**STUDY MATERIAL:**

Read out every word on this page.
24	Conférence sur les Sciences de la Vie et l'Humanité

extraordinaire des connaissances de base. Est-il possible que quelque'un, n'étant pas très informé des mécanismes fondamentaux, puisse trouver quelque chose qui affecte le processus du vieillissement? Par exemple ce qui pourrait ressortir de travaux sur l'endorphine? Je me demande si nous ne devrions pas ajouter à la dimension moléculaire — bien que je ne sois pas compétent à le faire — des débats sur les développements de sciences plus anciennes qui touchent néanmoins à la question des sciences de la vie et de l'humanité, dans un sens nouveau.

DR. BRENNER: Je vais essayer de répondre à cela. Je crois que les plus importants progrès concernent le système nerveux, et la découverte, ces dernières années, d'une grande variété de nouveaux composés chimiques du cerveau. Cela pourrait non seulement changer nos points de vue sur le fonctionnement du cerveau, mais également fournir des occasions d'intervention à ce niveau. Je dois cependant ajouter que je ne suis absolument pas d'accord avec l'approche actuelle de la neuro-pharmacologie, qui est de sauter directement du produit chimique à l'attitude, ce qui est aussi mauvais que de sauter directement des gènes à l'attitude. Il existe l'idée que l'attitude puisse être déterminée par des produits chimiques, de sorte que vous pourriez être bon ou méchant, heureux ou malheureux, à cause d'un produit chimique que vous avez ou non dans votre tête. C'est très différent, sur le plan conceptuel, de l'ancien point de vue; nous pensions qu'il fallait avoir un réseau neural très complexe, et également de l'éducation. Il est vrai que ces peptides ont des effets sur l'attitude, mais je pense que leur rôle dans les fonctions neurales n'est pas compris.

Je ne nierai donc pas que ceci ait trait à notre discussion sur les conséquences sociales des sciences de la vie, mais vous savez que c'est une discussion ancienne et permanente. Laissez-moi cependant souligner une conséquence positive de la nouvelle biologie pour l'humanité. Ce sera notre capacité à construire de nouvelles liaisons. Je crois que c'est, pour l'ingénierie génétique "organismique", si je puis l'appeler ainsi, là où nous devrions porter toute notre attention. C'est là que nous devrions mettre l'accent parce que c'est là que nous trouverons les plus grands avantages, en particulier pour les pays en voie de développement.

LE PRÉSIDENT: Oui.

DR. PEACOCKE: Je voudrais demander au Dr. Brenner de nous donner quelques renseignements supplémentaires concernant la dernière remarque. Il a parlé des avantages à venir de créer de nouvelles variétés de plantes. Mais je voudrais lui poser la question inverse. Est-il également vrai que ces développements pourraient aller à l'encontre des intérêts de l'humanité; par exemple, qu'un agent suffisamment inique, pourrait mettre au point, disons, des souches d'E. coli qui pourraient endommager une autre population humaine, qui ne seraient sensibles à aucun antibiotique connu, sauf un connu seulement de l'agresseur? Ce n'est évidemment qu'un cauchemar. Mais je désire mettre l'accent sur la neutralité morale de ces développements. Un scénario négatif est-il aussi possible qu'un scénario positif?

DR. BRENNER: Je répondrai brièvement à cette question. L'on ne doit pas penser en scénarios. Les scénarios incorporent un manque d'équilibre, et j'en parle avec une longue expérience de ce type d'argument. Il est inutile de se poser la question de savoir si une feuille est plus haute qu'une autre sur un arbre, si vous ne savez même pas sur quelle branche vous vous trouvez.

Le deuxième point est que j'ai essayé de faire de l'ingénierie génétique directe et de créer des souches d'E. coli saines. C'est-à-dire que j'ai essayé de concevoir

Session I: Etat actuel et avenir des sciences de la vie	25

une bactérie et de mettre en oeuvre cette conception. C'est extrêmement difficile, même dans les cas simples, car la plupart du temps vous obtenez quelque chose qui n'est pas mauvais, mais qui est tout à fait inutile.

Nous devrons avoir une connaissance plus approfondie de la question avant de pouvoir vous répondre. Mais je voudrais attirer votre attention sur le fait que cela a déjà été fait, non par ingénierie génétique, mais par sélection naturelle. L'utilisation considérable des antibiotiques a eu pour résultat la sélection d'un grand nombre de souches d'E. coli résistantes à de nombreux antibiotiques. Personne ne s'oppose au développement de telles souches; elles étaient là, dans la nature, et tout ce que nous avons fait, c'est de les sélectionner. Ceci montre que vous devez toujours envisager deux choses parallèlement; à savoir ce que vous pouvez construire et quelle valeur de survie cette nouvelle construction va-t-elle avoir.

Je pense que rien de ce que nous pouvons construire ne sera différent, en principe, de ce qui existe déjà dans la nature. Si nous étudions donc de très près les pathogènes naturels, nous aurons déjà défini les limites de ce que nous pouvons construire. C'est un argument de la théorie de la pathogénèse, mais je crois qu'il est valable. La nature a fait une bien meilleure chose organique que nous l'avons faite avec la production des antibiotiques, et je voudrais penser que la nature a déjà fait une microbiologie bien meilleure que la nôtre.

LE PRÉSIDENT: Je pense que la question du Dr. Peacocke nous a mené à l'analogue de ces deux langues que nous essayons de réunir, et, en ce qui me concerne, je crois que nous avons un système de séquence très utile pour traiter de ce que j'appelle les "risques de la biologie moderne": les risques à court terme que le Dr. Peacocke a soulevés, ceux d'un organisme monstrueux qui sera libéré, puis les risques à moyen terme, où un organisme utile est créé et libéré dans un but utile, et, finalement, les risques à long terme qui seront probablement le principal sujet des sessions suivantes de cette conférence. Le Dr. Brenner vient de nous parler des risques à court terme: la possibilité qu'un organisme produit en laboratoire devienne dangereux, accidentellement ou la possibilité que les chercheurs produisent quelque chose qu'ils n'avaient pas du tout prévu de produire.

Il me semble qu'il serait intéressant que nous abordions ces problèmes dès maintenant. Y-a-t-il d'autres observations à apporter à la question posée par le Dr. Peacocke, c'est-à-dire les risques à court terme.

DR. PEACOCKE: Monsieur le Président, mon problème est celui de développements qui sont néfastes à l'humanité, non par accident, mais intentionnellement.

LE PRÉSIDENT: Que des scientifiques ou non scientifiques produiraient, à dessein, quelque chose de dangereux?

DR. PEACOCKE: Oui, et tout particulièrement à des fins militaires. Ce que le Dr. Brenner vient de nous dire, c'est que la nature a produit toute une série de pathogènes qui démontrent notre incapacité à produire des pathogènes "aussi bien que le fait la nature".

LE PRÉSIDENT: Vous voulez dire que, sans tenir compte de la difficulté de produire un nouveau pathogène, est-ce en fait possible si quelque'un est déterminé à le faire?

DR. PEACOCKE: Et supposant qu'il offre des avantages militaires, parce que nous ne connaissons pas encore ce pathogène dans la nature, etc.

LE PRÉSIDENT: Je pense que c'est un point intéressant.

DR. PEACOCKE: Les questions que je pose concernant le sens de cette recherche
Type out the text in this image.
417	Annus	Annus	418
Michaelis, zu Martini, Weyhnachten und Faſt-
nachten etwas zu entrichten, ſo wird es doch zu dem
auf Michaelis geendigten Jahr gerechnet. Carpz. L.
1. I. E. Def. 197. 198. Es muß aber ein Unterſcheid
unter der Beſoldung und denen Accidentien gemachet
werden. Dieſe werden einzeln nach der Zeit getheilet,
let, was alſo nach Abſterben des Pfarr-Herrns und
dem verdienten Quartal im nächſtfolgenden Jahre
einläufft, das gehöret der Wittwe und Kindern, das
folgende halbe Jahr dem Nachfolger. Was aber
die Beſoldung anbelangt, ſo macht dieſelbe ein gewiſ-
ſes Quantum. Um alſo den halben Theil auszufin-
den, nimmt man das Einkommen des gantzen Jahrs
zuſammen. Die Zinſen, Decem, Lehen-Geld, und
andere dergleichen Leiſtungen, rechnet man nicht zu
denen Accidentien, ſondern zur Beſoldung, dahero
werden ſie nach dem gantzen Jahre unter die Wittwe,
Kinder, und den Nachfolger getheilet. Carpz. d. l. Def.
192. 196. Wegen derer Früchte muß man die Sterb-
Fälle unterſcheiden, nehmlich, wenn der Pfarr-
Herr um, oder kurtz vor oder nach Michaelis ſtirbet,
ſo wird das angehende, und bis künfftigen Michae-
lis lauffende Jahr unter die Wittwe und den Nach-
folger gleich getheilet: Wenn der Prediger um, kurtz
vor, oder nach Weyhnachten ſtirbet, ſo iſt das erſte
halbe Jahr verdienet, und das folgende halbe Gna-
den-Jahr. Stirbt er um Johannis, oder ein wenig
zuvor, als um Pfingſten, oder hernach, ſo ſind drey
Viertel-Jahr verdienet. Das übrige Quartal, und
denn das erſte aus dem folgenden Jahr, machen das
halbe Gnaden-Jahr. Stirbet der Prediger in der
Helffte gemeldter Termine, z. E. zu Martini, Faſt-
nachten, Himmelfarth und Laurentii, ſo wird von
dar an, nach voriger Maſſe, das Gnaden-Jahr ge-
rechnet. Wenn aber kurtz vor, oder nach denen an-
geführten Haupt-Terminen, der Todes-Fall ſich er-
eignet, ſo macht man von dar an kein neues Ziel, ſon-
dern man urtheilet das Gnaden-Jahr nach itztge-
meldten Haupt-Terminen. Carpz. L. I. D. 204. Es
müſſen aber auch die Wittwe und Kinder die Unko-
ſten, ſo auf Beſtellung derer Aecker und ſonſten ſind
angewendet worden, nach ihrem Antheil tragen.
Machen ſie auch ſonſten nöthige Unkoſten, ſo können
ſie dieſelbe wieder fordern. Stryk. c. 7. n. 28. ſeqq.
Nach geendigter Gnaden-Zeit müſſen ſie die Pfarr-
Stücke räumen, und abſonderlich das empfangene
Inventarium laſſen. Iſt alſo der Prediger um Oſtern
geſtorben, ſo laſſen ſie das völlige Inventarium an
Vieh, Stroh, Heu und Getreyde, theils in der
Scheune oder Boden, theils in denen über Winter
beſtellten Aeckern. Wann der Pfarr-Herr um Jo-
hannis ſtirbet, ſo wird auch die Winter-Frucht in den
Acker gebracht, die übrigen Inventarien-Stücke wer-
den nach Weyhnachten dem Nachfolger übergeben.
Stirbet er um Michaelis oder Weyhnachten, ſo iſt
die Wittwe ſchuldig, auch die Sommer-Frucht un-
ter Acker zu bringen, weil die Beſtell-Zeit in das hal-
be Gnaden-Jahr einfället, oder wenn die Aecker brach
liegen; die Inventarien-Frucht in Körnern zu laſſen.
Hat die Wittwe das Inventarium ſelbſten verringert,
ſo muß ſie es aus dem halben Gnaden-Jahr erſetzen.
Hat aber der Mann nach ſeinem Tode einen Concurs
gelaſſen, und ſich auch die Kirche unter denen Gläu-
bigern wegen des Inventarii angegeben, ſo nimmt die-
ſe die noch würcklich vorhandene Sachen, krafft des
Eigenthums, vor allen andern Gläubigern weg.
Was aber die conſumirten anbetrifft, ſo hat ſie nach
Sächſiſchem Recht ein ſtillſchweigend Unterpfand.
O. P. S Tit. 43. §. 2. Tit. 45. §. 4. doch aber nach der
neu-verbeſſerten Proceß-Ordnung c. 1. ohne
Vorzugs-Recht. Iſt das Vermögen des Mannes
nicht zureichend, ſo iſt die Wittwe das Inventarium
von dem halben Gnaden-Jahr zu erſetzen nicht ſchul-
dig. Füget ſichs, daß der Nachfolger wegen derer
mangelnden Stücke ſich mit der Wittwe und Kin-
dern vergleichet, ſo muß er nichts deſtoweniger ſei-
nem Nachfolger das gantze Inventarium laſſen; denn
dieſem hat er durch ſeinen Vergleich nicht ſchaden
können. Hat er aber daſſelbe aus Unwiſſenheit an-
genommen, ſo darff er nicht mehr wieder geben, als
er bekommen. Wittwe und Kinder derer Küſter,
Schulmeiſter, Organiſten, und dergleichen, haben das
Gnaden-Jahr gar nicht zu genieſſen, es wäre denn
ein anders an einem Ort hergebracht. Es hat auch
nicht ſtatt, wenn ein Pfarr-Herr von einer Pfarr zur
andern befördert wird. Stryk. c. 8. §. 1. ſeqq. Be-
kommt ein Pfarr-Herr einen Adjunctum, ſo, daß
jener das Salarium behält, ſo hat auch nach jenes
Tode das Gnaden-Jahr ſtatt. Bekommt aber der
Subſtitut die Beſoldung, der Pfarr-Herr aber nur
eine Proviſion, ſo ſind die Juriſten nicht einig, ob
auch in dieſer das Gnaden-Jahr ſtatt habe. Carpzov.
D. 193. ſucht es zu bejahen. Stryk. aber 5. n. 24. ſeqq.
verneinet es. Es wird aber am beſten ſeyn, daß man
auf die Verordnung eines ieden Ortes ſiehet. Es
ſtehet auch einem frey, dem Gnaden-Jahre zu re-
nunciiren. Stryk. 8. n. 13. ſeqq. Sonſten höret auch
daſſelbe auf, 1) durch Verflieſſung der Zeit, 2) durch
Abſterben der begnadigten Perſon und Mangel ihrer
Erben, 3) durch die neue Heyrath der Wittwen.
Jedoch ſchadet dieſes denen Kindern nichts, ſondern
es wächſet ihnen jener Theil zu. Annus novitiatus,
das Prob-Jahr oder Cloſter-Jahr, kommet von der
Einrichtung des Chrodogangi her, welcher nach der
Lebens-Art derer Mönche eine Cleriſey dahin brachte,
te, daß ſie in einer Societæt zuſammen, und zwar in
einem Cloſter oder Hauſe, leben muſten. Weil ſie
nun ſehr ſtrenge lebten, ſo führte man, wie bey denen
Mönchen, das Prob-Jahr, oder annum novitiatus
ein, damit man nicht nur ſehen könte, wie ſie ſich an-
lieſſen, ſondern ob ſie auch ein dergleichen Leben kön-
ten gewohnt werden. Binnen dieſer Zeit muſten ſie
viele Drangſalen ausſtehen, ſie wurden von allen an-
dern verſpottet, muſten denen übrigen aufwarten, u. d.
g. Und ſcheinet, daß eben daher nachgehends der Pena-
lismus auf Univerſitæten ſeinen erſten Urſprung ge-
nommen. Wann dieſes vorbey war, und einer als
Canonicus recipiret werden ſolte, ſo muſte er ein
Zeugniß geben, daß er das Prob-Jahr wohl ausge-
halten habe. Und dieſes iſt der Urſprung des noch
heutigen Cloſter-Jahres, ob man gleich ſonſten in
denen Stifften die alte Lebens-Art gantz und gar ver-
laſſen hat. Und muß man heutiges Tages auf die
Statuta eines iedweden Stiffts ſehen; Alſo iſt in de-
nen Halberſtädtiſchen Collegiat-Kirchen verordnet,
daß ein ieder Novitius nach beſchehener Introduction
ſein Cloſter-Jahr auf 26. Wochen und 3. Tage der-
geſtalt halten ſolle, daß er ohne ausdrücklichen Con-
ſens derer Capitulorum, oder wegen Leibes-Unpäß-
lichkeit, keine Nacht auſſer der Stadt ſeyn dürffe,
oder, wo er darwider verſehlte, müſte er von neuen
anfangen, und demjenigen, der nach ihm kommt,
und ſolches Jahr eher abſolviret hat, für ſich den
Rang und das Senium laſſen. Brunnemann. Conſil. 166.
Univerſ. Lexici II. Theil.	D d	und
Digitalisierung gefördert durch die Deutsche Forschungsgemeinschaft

**WORK ITEM:** The lines to return are those with the string "militaires" in them; copy each from the entries above.

**REPLY TO THE EXERCISE:**
DR. PEACOCKE: Oui, et tout particulièrement à des fins militaires. Ce que le Dr. Brenner vient de nous dire, c'est que la nature a produit toute une série de pathogènes qui démontrent notre incapacité à produire des pathogènes "aussi bien que le fait la nature".
DR. PEACOCKE: Et supposant qu'il offre des avantages militaires, parce que nous ne connaissons pas encore ce pathogène dans la nature, etc.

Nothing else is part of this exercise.